● RECORD LIST
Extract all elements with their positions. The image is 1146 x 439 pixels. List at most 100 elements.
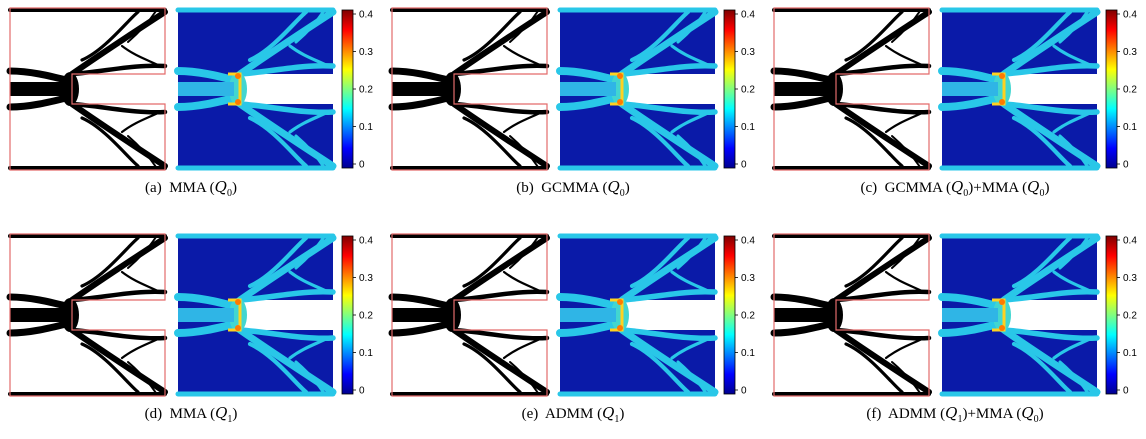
panel-a-graphics: 0.4 0.3 0.2 0.1 0 — [6, 7, 373, 171]
panel-e-stress-member — [618, 326, 719, 396]
panel-c-caption: (c) GCMMA (Q0)+MMA (Q0) — [860, 178, 1050, 199]
panel-f-stress-member — [1011, 341, 1073, 395]
panel-d-colorbar — [341, 235, 354, 395]
panel-c-colorbar-tick-label: 0.4 — [1123, 10, 1137, 21]
panel-f-stress-member — [1011, 235, 1073, 289]
panel-a-colorbar-tick-label: 0.4 — [359, 10, 373, 21]
panel-d-stress-hotspot — [228, 298, 242, 332]
panel-b-colorbar-tick-label: 0.1 — [741, 122, 755, 133]
figure-panel-a: 0.4 0.3 0.2 0.1 0 (a) MMA (Q0) — [0, 0, 382, 213]
panel-f-stress-member — [1058, 235, 1090, 270]
panel-a-set-symbol: Q — [214, 178, 227, 196]
panel-c-stress-member — [938, 94, 1002, 111]
panel-c-joiner: + — [973, 180, 982, 196]
panel-d-structure-member — [120, 270, 162, 294]
panel-b-colorbar — [723, 9, 736, 169]
panel-e-stress-joint — [611, 298, 629, 332]
panel-a-stress-member — [236, 8, 337, 78]
panel-b-stress-member — [670, 44, 712, 68]
panel-c-colorbar-tick-label: 0.2 — [1123, 85, 1137, 96]
panel-d-structure-joint — [61, 298, 79, 332]
panel-c-stress-member — [1058, 9, 1090, 44]
panel-d-stress-member — [174, 293, 238, 310]
panel-f-structure-member — [844, 342, 904, 394]
panel-a-structure-member — [80, 10, 140, 62]
panel-c-label: (c) — [860, 180, 878, 196]
panel-f-set-symbol: Q — [945, 404, 958, 422]
figure-panel-f: 0.4 0.3 0.2 0.1 0 (f) ADMM (Q1)+MMA (Q0) — [764, 226, 1146, 439]
panel-a-colorbar-tick-label: 0.2 — [359, 85, 373, 96]
panel-d-structure-member — [80, 342, 140, 394]
panel-e-stress-bar — [560, 308, 616, 322]
panel-d-structure-member — [6, 320, 70, 337]
panel-c-stress-member — [1058, 134, 1090, 169]
panel-f-stress-joint — [993, 298, 1011, 332]
panel-c-colorbar-tick-label: 0.1 — [1123, 122, 1137, 133]
panel-a-colorbar — [341, 9, 354, 169]
panel-b-structure-member — [451, 101, 550, 169]
panel-d-structure-member — [127, 236, 157, 269]
panel-d-structure-member — [120, 336, 162, 360]
panel-f-stress-peak-bottom — [999, 325, 1005, 331]
figure-panel-e: 0.4 0.3 0.2 0.1 0 (e) ADMM (Q1) — [382, 226, 764, 439]
panel-b-structure-member — [451, 9, 550, 77]
panel-c-structure-joint — [825, 72, 843, 106]
panel-c-structure-member — [833, 101, 932, 115]
panel-b-stress-bar — [560, 82, 616, 96]
panel-e-stress-member — [670, 270, 712, 294]
panel-d-structure-member — [69, 327, 168, 395]
panel-e-colorbar-tick-label: 0.3 — [741, 273, 755, 284]
panel-d-stress-member — [288, 336, 330, 360]
panel-c-structure-member — [833, 9, 932, 77]
panel-d-graphics: 0.4 0.3 0.2 0.1 0 — [6, 233, 373, 397]
panel-f-stress-hotspot — [992, 298, 1006, 332]
panel-a-stress-member — [294, 9, 326, 44]
panel-b-structure-member — [502, 110, 544, 134]
panel-d-stress-peak-top — [235, 299, 241, 305]
panel-e-structure-bar — [392, 308, 448, 322]
panel-d-stress-bar — [178, 308, 234, 322]
panel-f-second-method: MMA — [975, 406, 1013, 422]
figure-panel-d: 0.4 0.3 0.2 0.1 0 (d) MMA (Q1) — [0, 226, 382, 439]
panel-b-structure-member — [509, 135, 539, 168]
panel-d-topology — [6, 233, 168, 397]
panel-b-stress-member — [618, 8, 719, 78]
panel-a-structure-member — [120, 44, 162, 68]
panel-b-structure-member — [462, 116, 522, 168]
panel-c-structure-member — [833, 63, 932, 77]
panel-e-colorbar-tick-label: 0.1 — [741, 348, 755, 359]
panel-c-stress-joint — [993, 72, 1011, 106]
panel-b-set-subscript: 0 — [619, 188, 625, 199]
panel-c-colorbar-tick-label: 0 — [1123, 160, 1129, 171]
panel-b-stress-member — [676, 9, 708, 44]
panel-e-stress-hotspot — [610, 298, 624, 332]
panel-c-structure-member — [844, 10, 904, 62]
panel-c-stress-member — [938, 67, 1002, 84]
panel-f-second-set-subscript: 0 — [1033, 414, 1039, 425]
panel-e-set-subscript: 1 — [614, 414, 620, 425]
panel-e-stress-member — [676, 360, 708, 395]
panel-b-topology — [388, 7, 550, 171]
panel-b-stress-member — [629, 115, 691, 169]
panel-b-domain-outline — [391, 7, 548, 171]
panel-a-structure-member — [127, 135, 157, 168]
panel-f-topology — [770, 233, 932, 397]
panel-a-stress-member — [288, 44, 330, 68]
panel-f-domain-outline — [773, 233, 930, 397]
panel-c-stress-map — [938, 7, 1101, 171]
panel-f-stress-member — [938, 293, 1002, 310]
panel-f-stress-member — [1058, 360, 1090, 395]
panel-b-stress-member — [676, 134, 708, 169]
panel-c-stress-member — [1000, 8, 1101, 78]
panel-c-colorbar-tick-label: 0.3 — [1123, 47, 1137, 58]
panel-f-method: ADMM — [888, 406, 937, 422]
panel-d-colorbar-tick-label: 0.2 — [359, 311, 373, 322]
panel-f-caption: (f) ADMM (Q1)+MMA (Q0) — [866, 404, 1044, 425]
panel-f-structure-member — [833, 289, 932, 303]
panel-f-structure-member — [833, 235, 932, 303]
panel-f-stress-peak-top — [999, 299, 1005, 305]
panel-e-structure-member — [451, 235, 550, 303]
panel-f-stress-member — [1052, 336, 1094, 360]
panel-e-stress-member — [556, 320, 620, 337]
panel-a-stress-bar — [178, 82, 234, 96]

● GIVEN REQUEST
Repeat the rows above word for word, starting at the row that contains "panel-a-graphics: 0.4 0.3" and ending after the row that contains "panel-c-stress-member — [1058, 9, 1090, 44]".

● THE REPLY
panel-a-graphics: 0.4 0.3 0.2 0.1 0 — [6, 7, 373, 171]
panel-e-stress-member — [618, 326, 719, 396]
panel-c-caption: (c) GCMMA (Q0)+MMA (Q0) — [860, 178, 1050, 199]
panel-f-stress-member — [1011, 341, 1073, 395]
panel-d-colorbar — [341, 235, 354, 395]
panel-c-colorbar-tick-label: 0.4 — [1123, 10, 1137, 21]
panel-f-stress-member — [1011, 235, 1073, 289]
panel-a-colorbar-tick-label: 0.4 — [359, 10, 373, 21]
panel-d-stress-hotspot — [228, 298, 242, 332]
panel-b-colorbar-tick-label: 0.1 — [741, 122, 755, 133]
figure-panel-a: 0.4 0.3 0.2 0.1 0 (a) MMA (Q0) — [0, 0, 382, 213]
panel-f-stress-member — [1058, 235, 1090, 270]
panel-a-set-symbol: Q — [214, 178, 227, 196]
panel-c-stress-member — [938, 94, 1002, 111]
panel-c-joiner: + — [973, 180, 982, 196]
panel-d-structure-member — [120, 270, 162, 294]
panel-b-colorbar — [723, 9, 736, 169]
panel-e-stress-joint — [611, 298, 629, 332]
panel-a-stress-member — [236, 8, 337, 78]
panel-b-stress-member — [670, 44, 712, 68]
panel-c-colorbar-tick-label: 0.2 — [1123, 85, 1137, 96]
panel-d-structure-joint — [61, 298, 79, 332]
panel-c-stress-member — [1058, 9, 1090, 44]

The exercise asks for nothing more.